*** TEXT SHOWN Section Begins ***

Systematically test prompt variations by changing one element at a time (wording, structure, specificity, examples of format) to identify which components most impact output quality for your specific use case 36. This empirical approach optimizes zero-shot performance without requiring model changes.

Rationale: Zero-shot performance is highly sensitive to prompt formulation, with seemingly minor wording changes sometimes producing dramatically different results. Systematic testing reveals which elements matter most for your specific task and model.

Implementation Example: A content marketing team optimizing blog title generation tests five prompt variations, changing only the specificity of constraints: from “Generate a blog title” to “Generate a blog title (8-12 words, include the keyword ‘[keyword]’, use a question or how-to format, appeal to beginners)”. Testing each variant on 50 topics reveals that keyword inclusion improves SEO relevance by 40%, word count limits reduce unusably long titles from 30% to 5%, and format specification increases click-through rates by 25%—insights that shape their production prompt template and deliver measurable business impact through systematic ablation.

Leverage Instruction-Tuned Models

Prioritize using models that have undergone instruction tuning (like GPT-3.5/4, Claude, or FLAN-T5) rather than base models for zero-shot tasks, as instruction tuning specifically enhances instruction-following capabilities 31. This choice provides immediate performance improvements without additional prompt engineering effort.

Rationale: Base language models are trained primarily on next-token prediction and may continue or rephrase prompts rather than following them as instructions. Instruction-tuned models have been specifically optimized to interpret and execute directives, dramatically improving zero-shot task completion.

Implementation Example: A research team benchmarking product categorization compares base GPT-3 (davinci) with instruction-tuned GPT-3.5 (gpt-3.5-turbo) using identical zero-shot prompts across 1,000 products. Base GPT-3 achieves 62% categorization accuracy and frequently generates product descriptions instead of categories, requiring extensive output parsing. GPT-3.5 achieves 89% accuracy with 98% output format compliance, reducing post-processing code from 200 lines to 20 lines—demonstrating that model selection is often more impactful than prompt optimization when instruction-tuned alternatives exist.

Implementation Considerations

Model Selection and API Access

Choosing the appropriate LLM and access method significantly impacts zero-shot performance, cost, latency, and data privacy 13. Organizations must balance model capability (larger models generally perform better at zero-shot tasks) against practical constraints like API costs, response times, and data governance requirements.

Example: A healthcare startup evaluating zero-shot medical coding must consider that GPT-4 provides superior accuracy (87% vs. 76% for GPT-3.5) but costs 10x more per API call and has 2-3x higher latency. For their use case processing 100,000 patient records monthly, they implement a hybrid approach: GPT-3.5 for initial zero-shot coding with confidence scoring, escalating only low-confidence cases (15%) to GPT-4 for review. This reduces costs by 70% while maintaining 94% overall accuracy. Additionally, they deploy Azure OpenAI Service rather than OpenAI’s public API to meet HIPAA compliance requirements, demonstrating how implementation decisions extend beyond pure model performance.

*** TEXT SHOWN Section Ends ***

TASK REQUIREMENTS ->
**A)** In the text on zero-shot prompting, what categorization accuracy did instruction-tuned GPT-3.5 achieve in the research team's product benchmark?
**B)** Duplicate the part of the zero-shot prompting text that begins with the words "Systematically test prompt" and stops after "task and model.".

*** RECORDS PROVIDED Section Begins ***

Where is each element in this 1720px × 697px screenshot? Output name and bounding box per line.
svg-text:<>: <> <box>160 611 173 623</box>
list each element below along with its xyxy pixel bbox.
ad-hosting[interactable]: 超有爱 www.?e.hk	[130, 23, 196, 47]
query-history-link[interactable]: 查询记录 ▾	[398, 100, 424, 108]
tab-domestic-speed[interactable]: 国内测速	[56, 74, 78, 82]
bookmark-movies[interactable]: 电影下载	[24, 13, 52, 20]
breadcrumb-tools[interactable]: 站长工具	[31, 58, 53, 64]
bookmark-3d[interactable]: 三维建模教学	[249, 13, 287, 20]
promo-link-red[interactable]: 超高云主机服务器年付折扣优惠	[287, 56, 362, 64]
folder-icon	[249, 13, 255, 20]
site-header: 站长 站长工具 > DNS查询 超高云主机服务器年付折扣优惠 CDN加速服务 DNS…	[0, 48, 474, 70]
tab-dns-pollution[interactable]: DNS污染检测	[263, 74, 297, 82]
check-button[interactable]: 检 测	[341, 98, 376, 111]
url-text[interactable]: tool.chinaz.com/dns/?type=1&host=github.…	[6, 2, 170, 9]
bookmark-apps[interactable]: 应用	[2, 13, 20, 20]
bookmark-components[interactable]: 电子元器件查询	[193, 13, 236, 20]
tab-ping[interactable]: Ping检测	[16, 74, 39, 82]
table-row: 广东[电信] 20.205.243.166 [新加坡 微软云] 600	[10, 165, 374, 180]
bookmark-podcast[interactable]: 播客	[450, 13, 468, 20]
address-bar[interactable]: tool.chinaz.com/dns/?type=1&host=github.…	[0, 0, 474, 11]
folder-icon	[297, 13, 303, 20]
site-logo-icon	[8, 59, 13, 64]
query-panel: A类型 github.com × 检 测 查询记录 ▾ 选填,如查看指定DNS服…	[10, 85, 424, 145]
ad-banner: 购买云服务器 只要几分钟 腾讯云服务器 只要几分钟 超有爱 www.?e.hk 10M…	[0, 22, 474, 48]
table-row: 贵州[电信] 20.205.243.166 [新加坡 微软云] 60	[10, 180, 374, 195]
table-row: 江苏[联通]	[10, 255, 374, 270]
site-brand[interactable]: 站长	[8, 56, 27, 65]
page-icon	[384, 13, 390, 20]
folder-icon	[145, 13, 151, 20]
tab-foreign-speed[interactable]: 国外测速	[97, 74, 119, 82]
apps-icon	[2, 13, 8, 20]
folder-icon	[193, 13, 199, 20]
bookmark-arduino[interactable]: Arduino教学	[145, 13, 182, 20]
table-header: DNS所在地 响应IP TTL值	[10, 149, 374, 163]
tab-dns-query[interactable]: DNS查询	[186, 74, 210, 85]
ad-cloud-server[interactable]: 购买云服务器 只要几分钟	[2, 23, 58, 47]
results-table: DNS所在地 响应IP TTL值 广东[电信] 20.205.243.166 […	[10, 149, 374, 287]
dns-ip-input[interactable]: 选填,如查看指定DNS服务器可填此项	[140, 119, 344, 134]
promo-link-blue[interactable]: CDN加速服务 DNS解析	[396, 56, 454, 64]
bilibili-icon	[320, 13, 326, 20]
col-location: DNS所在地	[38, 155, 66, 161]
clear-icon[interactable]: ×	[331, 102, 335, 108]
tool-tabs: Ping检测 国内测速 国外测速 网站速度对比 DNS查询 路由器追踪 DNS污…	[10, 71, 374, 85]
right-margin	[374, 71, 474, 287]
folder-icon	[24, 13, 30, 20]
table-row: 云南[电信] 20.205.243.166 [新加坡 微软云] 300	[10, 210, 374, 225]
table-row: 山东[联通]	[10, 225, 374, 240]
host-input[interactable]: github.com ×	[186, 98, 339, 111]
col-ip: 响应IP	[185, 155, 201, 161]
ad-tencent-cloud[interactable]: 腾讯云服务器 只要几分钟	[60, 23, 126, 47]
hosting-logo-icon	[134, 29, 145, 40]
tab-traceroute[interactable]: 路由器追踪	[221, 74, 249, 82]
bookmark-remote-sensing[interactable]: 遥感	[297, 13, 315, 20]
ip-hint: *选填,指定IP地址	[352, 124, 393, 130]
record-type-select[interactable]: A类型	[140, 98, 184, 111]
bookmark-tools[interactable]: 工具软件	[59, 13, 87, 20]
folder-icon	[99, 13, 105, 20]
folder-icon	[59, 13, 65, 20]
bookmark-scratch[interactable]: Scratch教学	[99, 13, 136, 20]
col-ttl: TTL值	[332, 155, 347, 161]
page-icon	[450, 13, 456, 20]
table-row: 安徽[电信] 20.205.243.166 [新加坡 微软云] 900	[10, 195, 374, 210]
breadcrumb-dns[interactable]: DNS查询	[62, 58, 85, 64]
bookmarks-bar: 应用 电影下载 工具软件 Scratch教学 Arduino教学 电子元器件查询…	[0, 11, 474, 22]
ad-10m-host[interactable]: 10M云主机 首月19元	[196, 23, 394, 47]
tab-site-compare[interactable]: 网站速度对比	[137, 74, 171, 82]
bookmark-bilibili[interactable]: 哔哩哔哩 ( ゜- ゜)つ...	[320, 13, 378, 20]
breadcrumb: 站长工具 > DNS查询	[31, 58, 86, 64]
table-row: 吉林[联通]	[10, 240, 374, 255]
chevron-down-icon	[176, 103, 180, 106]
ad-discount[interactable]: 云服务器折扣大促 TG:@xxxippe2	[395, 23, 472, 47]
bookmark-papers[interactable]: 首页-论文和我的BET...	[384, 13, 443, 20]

*** RECORDS PROVIDED Section Ends ***

ACTIVITY ANSWERS ->
**A)** 89%

**B)**
Systematically test prompt variations by changing one element at a time (wording, structure, specificity, examples of format) to identify which components most impact output quality for your specific use case 36. This empirical approach optimizes zero-shot performance without requiring model changes.

Rationale: Zero-shot performance is highly sensitive to prompt formulation, with seemingly minor wording changes sometimes producing dramatically different results. Systematic testing reveals which elements matter most for your specific task and model.